§ **Objective**
Read the records and gather each line that includes "operational".

Dataset items
********************

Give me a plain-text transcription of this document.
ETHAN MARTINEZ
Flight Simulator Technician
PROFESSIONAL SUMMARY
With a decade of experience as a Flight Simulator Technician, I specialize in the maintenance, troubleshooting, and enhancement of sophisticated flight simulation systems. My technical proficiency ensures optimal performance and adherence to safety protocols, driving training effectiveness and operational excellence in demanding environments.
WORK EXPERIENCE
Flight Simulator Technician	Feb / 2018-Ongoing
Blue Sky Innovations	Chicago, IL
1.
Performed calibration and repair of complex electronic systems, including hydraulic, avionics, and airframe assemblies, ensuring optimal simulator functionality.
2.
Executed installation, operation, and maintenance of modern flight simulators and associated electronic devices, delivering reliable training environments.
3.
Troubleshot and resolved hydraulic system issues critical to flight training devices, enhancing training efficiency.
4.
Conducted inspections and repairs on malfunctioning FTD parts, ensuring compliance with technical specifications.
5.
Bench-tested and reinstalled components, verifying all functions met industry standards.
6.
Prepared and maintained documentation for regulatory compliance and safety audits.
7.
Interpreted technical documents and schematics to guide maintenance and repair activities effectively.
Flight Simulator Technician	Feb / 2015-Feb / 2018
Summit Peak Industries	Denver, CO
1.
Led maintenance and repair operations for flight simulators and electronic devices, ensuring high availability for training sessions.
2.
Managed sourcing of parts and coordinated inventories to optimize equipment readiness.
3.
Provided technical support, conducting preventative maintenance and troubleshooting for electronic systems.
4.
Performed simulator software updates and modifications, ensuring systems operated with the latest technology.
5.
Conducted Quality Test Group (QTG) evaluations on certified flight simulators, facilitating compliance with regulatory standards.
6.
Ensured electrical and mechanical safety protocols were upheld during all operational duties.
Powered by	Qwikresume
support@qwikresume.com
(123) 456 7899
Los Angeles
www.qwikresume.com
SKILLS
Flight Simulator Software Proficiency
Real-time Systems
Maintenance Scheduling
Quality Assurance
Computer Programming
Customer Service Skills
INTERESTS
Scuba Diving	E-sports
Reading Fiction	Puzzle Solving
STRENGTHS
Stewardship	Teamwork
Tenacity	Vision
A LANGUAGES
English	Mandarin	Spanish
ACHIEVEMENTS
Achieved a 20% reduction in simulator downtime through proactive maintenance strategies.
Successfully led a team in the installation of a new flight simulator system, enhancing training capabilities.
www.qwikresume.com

********************

§ **Answer to the exercise**
With a decade of experience as a Flight Simulator Technician, I specialize in the maintenance, troubleshooting, and enhancement of sophisticated flight simulation systems. My technical proficiency ensures optimal performance and adherence to safety protocols, driving training effectiveness and operational excellence in demanding environments.
Ensured electrical and mechanical safety protocols were upheld during all operational duties.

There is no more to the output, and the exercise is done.